What you will do – Restate the data below word for word. Skip any images it contains.

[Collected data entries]
____________

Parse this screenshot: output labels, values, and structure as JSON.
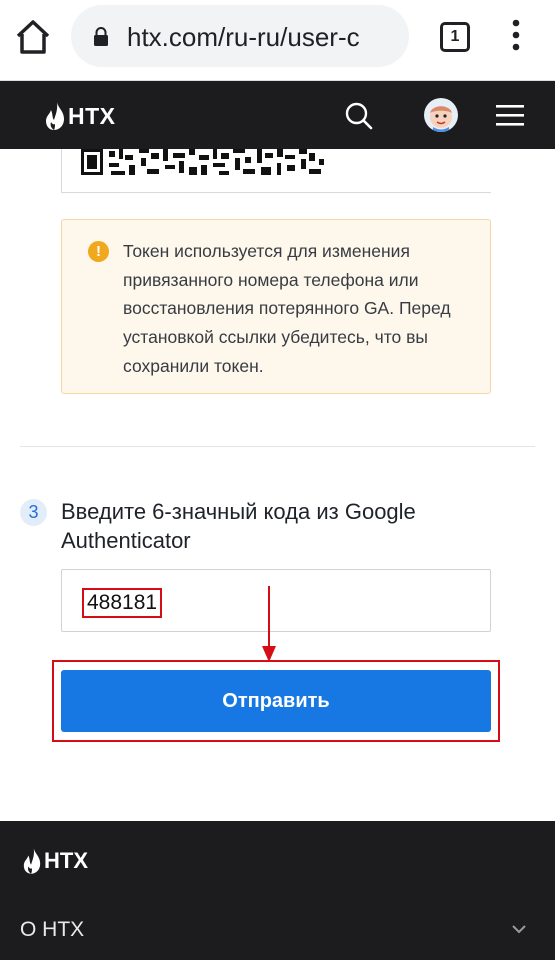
{
  "browser": {
    "url": "htx.com/ru-ru/user-c",
    "tab_count": "1",
    "icons": [
      "home-icon",
      "lock-icon",
      "tabs-icon",
      "menu-dots-icon"
    ]
  },
  "header": {
    "logo_text": "HTX",
    "icons": [
      "htx-flame-icon",
      "search-icon",
      "avatar",
      "hamburger-icon"
    ]
  },
  "warning": {
    "icon": "warning-icon",
    "text": "Токен используется для изменения привязанного номера телефона или восстановления потерянного GA. Перед установкой ссылки убедитесь, что вы сохранили токен."
  },
  "step3": {
    "number": "3",
    "title": "Введите 6-значный кода из Google Authenticator"
  },
  "code_input": {
    "value": "488181"
  },
  "submit": {
    "label": "Отправить"
  },
  "footer": {
    "logo_text": "HTX",
    "about_label": "О HTX",
    "icons": [
      "chevron-down-icon"
    ]
  },
  "colors": {
    "header_bg": "#1c1c1e",
    "primary_blue": "#1778e4",
    "annotation_red": "#d40d16",
    "warning_bg": "#fdf7ec",
    "warning_icon": "#f0a81d"
  }
}
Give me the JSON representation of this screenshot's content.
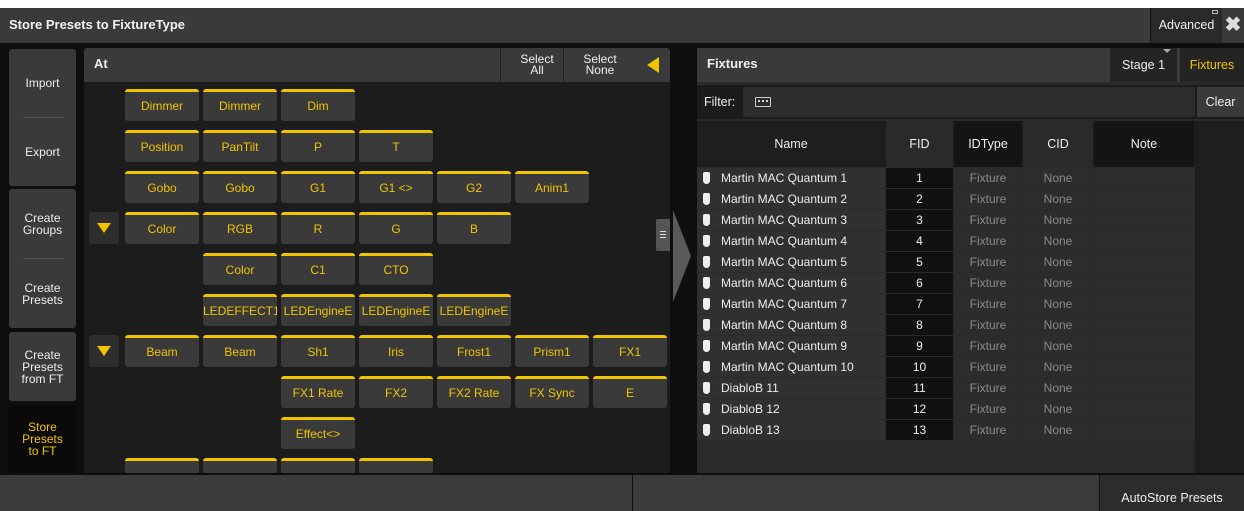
{
  "window": {
    "title": "Store Presets to FixtureType",
    "advanced_label": "Advanced",
    "close_glyph": "✖"
  },
  "left_menu": {
    "items": [
      {
        "label": "Import"
      },
      {
        "label": "Export"
      },
      {
        "label": "Create\nGroups"
      },
      {
        "label": "Create\nPresets"
      },
      {
        "label": "Create\nPresets\nfrom FT"
      },
      {
        "label": "Store\nPresets\nto FT",
        "active": true
      }
    ]
  },
  "at_panel": {
    "title": "At",
    "select_all": "Select\nAll",
    "select_none": "Select\nNone",
    "rows": [
      [
        "Dimmer",
        "Dimmer",
        "Dim"
      ],
      [
        "Position",
        "PanTilt",
        "P",
        "T"
      ],
      [
        "Gobo",
        "Gobo",
        "G1",
        "G1 <>",
        "G2",
        "Anim1"
      ],
      [
        "Color",
        "RGB",
        "R",
        "G",
        "B"
      ],
      [
        "",
        "Color",
        "C1",
        "CTO"
      ],
      [
        "",
        "LEDEFFECT1",
        "LEDEngineE",
        "LEDEngineE",
        "LEDEngineE"
      ],
      [
        "Beam",
        "Beam",
        "Sh1",
        "Iris",
        "Frost1",
        "Prism1",
        "FX1"
      ],
      [
        "",
        "",
        "FX1 Rate",
        "FX2",
        "FX2 Rate",
        "FX Sync",
        "E"
      ],
      [
        "",
        "",
        "Effect<>"
      ]
    ]
  },
  "fixtures_panel": {
    "title": "Fixtures",
    "stage_label": "Stage 1",
    "fixtures_tab": "Fixtures",
    "filter_label": "Filter:",
    "clear_label": "Clear",
    "columns": [
      "Name",
      "FID",
      "IDType",
      "CID",
      "Note"
    ],
    "rows": [
      {
        "name": "Martin MAC Quantum 1",
        "fid": "1",
        "idtype": "Fixture",
        "cid": "None"
      },
      {
        "name": "Martin MAC Quantum 2",
        "fid": "2",
        "idtype": "Fixture",
        "cid": "None"
      },
      {
        "name": "Martin MAC Quantum 3",
        "fid": "3",
        "idtype": "Fixture",
        "cid": "None"
      },
      {
        "name": "Martin MAC Quantum 4",
        "fid": "4",
        "idtype": "Fixture",
        "cid": "None"
      },
      {
        "name": "Martin MAC Quantum 5",
        "fid": "5",
        "idtype": "Fixture",
        "cid": "None"
      },
      {
        "name": "Martin MAC Quantum 6",
        "fid": "6",
        "idtype": "Fixture",
        "cid": "None"
      },
      {
        "name": "Martin MAC Quantum 7",
        "fid": "7",
        "idtype": "Fixture",
        "cid": "None"
      },
      {
        "name": "Martin MAC Quantum 8",
        "fid": "8",
        "idtype": "Fixture",
        "cid": "None"
      },
      {
        "name": "Martin MAC Quantum 9",
        "fid": "9",
        "idtype": "Fixture",
        "cid": "None"
      },
      {
        "name": "Martin MAC Quantum 10",
        "fid": "10",
        "idtype": "Fixture",
        "cid": "None"
      },
      {
        "name": "DiabloB 11",
        "fid": "11",
        "idtype": "Fixture",
        "cid": "None"
      },
      {
        "name": "DiabloB 12",
        "fid": "12",
        "idtype": "Fixture",
        "cid": "None"
      },
      {
        "name": "DiabloB 13",
        "fid": "13",
        "idtype": "Fixture",
        "cid": "None"
      }
    ]
  },
  "bottom_bar": {
    "autostore_label": "AutoStore Presets"
  },
  "colors": {
    "accent": "#f1c400",
    "panel": "#3a3a3a",
    "background": "#0e0e0e"
  }
}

____________

Task response –
Parse this screenshot: output labels, values, and structure as JSON.
{
  "browser": {
    "url": "htx.com/ru-ru/user-c",
    "tab_count": "1",
    "icons": [
      "home-icon",
      "lock-icon",
      "tabs-icon",
      "menu-dots-icon"
    ]
  },
  "header": {
    "logo_text": "HTX",
    "icons": [
      "htx-flame-icon",
      "search-icon",
      "avatar",
      "hamburger-icon"
    ]
  },
  "warning": {
    "icon": "warning-icon",
    "text": "Токен используется для изменения привязанного номера телефона или восстановления потерянного GA. Перед установкой ссылки убедитесь, что вы сохранили токен."
  },
  "step3": {
    "number": "3",
    "title": "Введите 6-значный кода из Google Authenticator"
  },
  "code_input": {
    "value": "488181"
  },
  "submit": {
    "label": "Отправить"
  },
  "footer": {
    "logo_text": "HTX",
    "about_label": "О HTX",
    "icons": [
      "chevron-down-icon"
    ]
  },
  "colors": {
    "header_bg": "#1c1c1e",
    "primary_blue": "#1778e4",
    "annotation_red": "#d40d16",
    "warning_bg": "#fdf7ec",
    "warning_icon": "#f0a81d"
  }
}
Give me the JSON representation of this screenshot's content.
{
  "window": {
    "title": "Store Presets to FixtureType",
    "advanced_label": "Advanced",
    "close_glyph": "✖"
  },
  "left_menu": {
    "items": [
      {
        "label": "Import"
      },
      {
        "label": "Export"
      },
      {
        "label": "Create\nGroups"
      },
      {
        "label": "Create\nPresets"
      },
      {
        "label": "Create\nPresets\nfrom FT"
      },
      {
        "label": "Store\nPresets\nto FT",
        "active": true
      }
    ]
  },
  "at_panel": {
    "title": "At",
    "select_all": "Select\nAll",
    "select_none": "Select\nNone",
    "rows": [
      [
        "Dimmer",
        "Dimmer",
        "Dim"
      ],
      [
        "Position",
        "PanTilt",
        "P",
        "T"
      ],
      [
        "Gobo",
        "Gobo",
        "G1",
        "G1 <>",
        "G2",
        "Anim1"
      ],
      [
        "Color",
        "RGB",
        "R",
        "G",
        "B"
      ],
      [
        "",
        "Color",
        "C1",
        "CTO"
      ],
      [
        "",
        "LEDEFFECT1",
        "LEDEngineE",
        "LEDEngineE",
        "LEDEngineE"
      ],
      [
        "Beam",
        "Beam",
        "Sh1",
        "Iris",
        "Frost1",
        "Prism1",
        "FX1"
      ],
      [
        "",
        "",
        "FX1 Rate",
        "FX2",
        "FX2 Rate",
        "FX Sync",
        "E"
      ],
      [
        "",
        "",
        "Effect<>"
      ]
    ]
  },
  "fixtures_panel": {
    "title": "Fixtures",
    "stage_label": "Stage 1",
    "fixtures_tab": "Fixtures",
    "filter_label": "Filter:",
    "clear_label": "Clear",
    "columns": [
      "Name",
      "FID",
      "IDType",
      "CID",
      "Note"
    ],
    "rows": [
      {
        "name": "Martin MAC Quantum 1",
        "fid": "1",
        "idtype": "Fixture",
        "cid": "None"
      },
      {
        "name": "Martin MAC Quantum 2",
        "fid": "2",
        "idtype": "Fixture",
        "cid": "None"
      },
      {
        "name": "Martin MAC Quantum 3",
        "fid": "3",
        "idtype": "Fixture",
        "cid": "None"
      },
      {
        "name": "Martin MAC Quantum 4",
        "fid": "4",
        "idtype": "Fixture",
        "cid": "None"
      },
      {
        "name": "Martin MAC Quantum 5",
        "fid": "5",
        "idtype": "Fixture",
        "cid": "None"
      },
      {
        "name": "Martin MAC Quantum 6",
        "fid": "6",
        "idtype": "Fixture",
        "cid": "None"
      },
      {
        "name": "Martin MAC Quantum 7",
        "fid": "7",
        "idtype": "Fixture",
        "cid": "None"
      },
      {
        "name": "Martin MAC Quantum 8",
        "fid": "8",
        "idtype": "Fixture",
        "cid": "None"
      },
      {
        "name": "Martin MAC Quantum 9",
        "fid": "9",
        "idtype": "Fixture",
        "cid": "None"
      },
      {
        "name": "Martin MAC Quantum 10",
        "fid": "10",
        "idtype": "Fixture",
        "cid": "None"
      },
      {
        "name": "DiabloB 11",
        "fid": "11",
        "idtype": "Fixture",
        "cid": "None"
      },
      {
        "name": "DiabloB 12",
        "fid": "12",
        "idtype": "Fixture",
        "cid": "None"
      },
      {
        "name": "DiabloB 13",
        "fid": "13",
        "idtype": "Fixture",
        "cid": "None"
      }
    ]
  },
  "bottom_bar": {
    "autostore_label": "AutoStore Presets"
  },
  "colors": {
    "accent": "#f1c400",
    "panel": "#3a3a3a",
    "background": "#0e0e0e"
  }
}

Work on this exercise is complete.